(Figure collection entries)
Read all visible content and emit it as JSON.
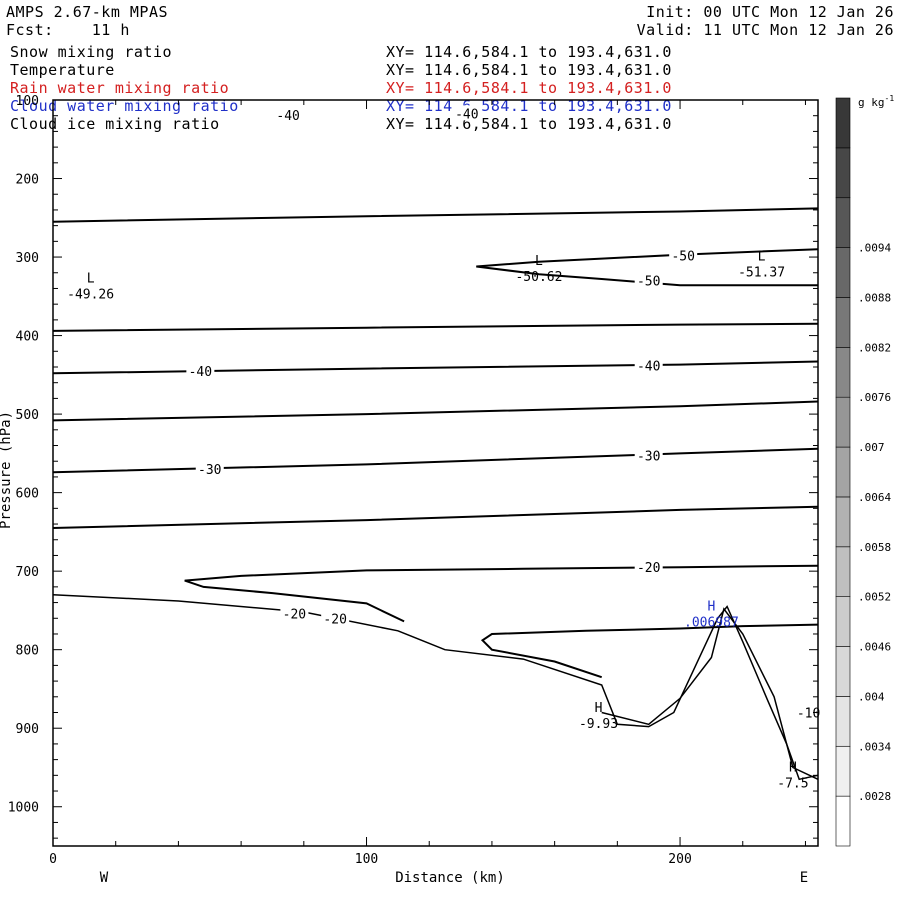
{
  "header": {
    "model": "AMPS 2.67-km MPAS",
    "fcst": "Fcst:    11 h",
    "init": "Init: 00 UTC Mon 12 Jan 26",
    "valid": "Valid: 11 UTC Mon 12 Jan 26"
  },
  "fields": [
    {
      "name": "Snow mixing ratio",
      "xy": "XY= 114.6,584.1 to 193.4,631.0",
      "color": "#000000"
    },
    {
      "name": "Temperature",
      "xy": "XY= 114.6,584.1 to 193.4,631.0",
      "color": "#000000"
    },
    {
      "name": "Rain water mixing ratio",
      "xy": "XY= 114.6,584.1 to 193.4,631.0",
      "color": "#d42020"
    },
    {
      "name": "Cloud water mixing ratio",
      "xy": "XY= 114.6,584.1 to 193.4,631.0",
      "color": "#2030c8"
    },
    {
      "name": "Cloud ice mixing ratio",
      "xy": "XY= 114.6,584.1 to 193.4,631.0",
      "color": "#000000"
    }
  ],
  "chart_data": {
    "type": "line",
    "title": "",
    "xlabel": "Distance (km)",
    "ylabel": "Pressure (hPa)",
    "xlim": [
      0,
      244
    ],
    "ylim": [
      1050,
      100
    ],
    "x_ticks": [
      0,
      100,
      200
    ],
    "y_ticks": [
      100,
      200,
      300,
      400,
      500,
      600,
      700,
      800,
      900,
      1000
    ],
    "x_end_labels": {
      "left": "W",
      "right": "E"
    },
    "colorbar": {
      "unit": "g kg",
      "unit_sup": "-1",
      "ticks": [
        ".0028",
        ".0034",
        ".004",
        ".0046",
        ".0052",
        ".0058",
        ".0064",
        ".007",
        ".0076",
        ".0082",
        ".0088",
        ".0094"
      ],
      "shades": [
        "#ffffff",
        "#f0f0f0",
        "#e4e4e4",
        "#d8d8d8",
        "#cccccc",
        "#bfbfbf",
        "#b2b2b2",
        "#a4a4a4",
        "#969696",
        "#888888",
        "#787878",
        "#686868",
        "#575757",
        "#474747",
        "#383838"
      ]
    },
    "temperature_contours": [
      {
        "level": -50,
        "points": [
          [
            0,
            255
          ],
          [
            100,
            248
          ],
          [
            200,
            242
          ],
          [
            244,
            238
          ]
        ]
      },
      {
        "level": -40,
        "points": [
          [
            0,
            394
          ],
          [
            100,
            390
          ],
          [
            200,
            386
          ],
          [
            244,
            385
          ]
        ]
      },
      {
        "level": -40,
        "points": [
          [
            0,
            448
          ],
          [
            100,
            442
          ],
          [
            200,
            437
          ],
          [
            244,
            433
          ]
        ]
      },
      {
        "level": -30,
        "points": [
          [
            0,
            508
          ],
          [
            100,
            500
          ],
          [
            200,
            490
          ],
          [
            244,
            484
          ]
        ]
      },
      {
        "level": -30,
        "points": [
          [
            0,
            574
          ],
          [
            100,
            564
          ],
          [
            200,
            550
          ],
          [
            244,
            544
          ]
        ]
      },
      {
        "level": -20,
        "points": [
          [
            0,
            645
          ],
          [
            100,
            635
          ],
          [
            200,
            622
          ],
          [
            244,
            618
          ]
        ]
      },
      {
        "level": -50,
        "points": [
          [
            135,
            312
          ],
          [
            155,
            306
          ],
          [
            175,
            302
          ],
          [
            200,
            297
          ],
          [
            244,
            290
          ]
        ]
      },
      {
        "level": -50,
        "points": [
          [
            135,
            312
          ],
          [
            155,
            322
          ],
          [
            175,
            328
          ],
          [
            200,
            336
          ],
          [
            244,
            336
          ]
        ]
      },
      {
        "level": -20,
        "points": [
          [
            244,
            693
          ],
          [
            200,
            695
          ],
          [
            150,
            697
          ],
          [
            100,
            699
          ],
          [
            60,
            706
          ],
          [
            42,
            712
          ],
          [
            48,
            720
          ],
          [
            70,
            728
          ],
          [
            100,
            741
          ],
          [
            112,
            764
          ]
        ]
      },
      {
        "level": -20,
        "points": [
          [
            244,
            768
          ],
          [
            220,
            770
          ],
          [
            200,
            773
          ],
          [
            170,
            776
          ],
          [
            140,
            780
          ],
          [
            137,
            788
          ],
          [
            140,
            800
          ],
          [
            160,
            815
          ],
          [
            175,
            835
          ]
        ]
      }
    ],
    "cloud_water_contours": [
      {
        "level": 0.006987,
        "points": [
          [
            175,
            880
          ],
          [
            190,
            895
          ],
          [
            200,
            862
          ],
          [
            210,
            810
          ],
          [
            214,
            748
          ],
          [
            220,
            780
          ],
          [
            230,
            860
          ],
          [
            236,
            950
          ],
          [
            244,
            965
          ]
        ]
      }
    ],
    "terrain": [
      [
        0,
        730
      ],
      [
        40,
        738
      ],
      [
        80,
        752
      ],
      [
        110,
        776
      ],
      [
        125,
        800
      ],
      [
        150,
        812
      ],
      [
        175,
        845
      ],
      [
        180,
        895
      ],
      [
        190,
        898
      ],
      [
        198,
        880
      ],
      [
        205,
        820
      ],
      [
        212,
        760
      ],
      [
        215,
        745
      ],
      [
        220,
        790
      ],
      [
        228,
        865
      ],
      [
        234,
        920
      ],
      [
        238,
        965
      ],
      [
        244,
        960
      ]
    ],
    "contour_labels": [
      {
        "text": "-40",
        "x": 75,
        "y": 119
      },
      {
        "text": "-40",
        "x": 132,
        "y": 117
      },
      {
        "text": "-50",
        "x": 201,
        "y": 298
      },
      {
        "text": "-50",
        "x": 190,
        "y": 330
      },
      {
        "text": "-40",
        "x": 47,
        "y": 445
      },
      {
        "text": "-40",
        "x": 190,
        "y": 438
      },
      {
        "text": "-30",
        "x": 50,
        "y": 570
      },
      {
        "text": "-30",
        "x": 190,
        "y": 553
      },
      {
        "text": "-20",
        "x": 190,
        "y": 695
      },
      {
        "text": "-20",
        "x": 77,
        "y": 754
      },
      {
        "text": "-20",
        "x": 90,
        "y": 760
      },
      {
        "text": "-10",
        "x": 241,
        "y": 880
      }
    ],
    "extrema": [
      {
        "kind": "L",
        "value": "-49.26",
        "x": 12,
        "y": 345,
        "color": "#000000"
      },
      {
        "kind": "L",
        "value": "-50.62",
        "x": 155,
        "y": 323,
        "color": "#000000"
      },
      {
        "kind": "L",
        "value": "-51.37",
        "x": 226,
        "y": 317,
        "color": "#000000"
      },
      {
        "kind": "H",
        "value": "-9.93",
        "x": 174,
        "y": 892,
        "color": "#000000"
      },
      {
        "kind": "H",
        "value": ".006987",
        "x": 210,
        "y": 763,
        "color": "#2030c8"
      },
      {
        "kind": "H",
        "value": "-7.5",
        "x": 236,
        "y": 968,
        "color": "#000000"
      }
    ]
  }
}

Set problem
Copy down every line of the material above that includes the string "name".

Exercise output
      "name": "Snow mixing ratio",
      "name": "Temperature",
      "name": "Rain water mixing ratio",
      "name": "Cloud water mixing ratio",
      "name": "Cloud ice mixing ratio",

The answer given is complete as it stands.